▸ **The problem**: Write out the whole listing exactly as it stands.

[START]

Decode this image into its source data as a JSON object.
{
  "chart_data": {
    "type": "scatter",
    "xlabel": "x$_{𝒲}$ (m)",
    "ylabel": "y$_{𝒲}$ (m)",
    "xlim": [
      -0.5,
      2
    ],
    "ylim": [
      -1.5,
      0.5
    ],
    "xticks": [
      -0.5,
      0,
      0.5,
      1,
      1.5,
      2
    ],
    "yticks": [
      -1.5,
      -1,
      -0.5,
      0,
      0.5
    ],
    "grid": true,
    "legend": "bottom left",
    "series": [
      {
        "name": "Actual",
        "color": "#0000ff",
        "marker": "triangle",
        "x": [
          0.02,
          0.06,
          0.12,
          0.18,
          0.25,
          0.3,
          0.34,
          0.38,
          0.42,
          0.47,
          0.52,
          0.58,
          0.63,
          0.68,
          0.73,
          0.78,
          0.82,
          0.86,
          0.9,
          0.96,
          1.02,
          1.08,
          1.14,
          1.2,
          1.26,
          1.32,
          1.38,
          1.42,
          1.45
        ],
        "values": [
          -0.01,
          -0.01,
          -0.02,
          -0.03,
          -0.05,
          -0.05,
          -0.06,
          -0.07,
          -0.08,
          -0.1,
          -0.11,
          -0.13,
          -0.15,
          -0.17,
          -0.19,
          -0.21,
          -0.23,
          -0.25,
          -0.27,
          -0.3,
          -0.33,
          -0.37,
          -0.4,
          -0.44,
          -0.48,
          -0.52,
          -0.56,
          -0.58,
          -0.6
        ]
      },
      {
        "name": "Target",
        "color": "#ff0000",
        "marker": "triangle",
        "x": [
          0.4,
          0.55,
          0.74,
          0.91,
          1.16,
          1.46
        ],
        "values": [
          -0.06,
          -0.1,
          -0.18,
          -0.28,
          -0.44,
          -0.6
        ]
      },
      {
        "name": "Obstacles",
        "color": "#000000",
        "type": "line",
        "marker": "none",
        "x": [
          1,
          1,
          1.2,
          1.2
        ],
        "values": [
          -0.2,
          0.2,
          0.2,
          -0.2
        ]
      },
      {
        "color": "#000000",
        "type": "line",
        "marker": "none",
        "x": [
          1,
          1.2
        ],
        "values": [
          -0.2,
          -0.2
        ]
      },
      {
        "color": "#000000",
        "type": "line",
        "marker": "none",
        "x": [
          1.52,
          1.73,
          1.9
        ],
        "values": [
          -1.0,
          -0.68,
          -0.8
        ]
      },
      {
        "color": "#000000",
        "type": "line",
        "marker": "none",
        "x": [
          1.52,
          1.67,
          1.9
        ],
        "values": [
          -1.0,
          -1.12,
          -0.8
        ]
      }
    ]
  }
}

[END]

▸ **Answer to the task**:
Decode this image into its source data as a JSON object.
{
  "chart_data": {
    "type": "scatter",
    "xlabel": "x$_{𝒲}$ (m)",
    "ylabel": "y$_{𝒲}$ (m)",
    "xlim": [
      -0.5,
      2
    ],
    "ylim": [
      -1.5,
      0.5
    ],
    "xticks": [
      -0.5,
      0,
      0.5,
      1,
      1.5,
      2
    ],
    "yticks": [
      -1.5,
      -1,
      -0.5,
      0,
      0.5
    ],
    "grid": true,
    "legend": "bottom left",
    "series": [
      {
        "name": "Actual",
        "color": "#0000ff",
        "marker": "triangle",
        "x": [
          0.02,
          0.06,
          0.12,
          0.18,
          0.25,
          0.3,
          0.34,
          0.38,
          0.42,
          0.47,
          0.52,
          0.58,
          0.63,
          0.68,
          0.73,
          0.78,
          0.82,
          0.86,
          0.9,
          0.96,
          1.02,
          1.08,
          1.14,
          1.2,
          1.26,
          1.32,
          1.38,
          1.42,
          1.45
        ],
        "values": [
          -0.01,
          -0.01,
          -0.02,
          -0.03,
          -0.05,
          -0.05,
          -0.06,
          -0.07,
          -0.08,
          -0.1,
          -0.11,
          -0.13,
          -0.15,
          -0.17,
          -0.19,
          -0.21,
          -0.23,
          -0.25,
          -0.27,
          -0.3,
          -0.33,
          -0.37,
          -0.4,
          -0.44,
          -0.48,
          -0.52,
          -0.56,
          -0.58,
          -0.6
        ]
      },
      {
        "name": "Target",
        "color": "#ff0000",
        "marker": "triangle",
        "x": [
          0.4,
          0.55,
          0.74,
          0.91,
          1.16,
          1.46
        ],
        "values": [
          -0.06,
          -0.1,
          -0.18,
          -0.28,
          -0.44,
          -0.6
        ]
      },
      {
        "name": "Obstacles",
        "color": "#000000",
        "type": "line",
        "marker": "none",
        "x": [
          1,
          1,
          1.2,
          1.2
        ],
        "values": [
          -0.2,
          0.2,
          0.2,
          -0.2
        ]
      },
      {
        "color": "#000000",
        "type": "line",
        "marker": "none",
        "x": [
          1,
          1.2
        ],
        "values": [
          -0.2,
          -0.2
        ]
      },
      {
        "color": "#000000",
        "type": "line",
        "marker": "none",
        "x": [
          1.52,
          1.73,
          1.9
        ],
        "values": [
          -1.0,
          -0.68,
          -0.8
        ]
      },
      {
        "color": "#000000",
        "type": "line",
        "marker": "none",
        "x": [
          1.52,
          1.67,
          1.9
        ],
        "values": [
          -1.0,
          -1.12,
          -0.8
        ]
      }
    ]
  }
}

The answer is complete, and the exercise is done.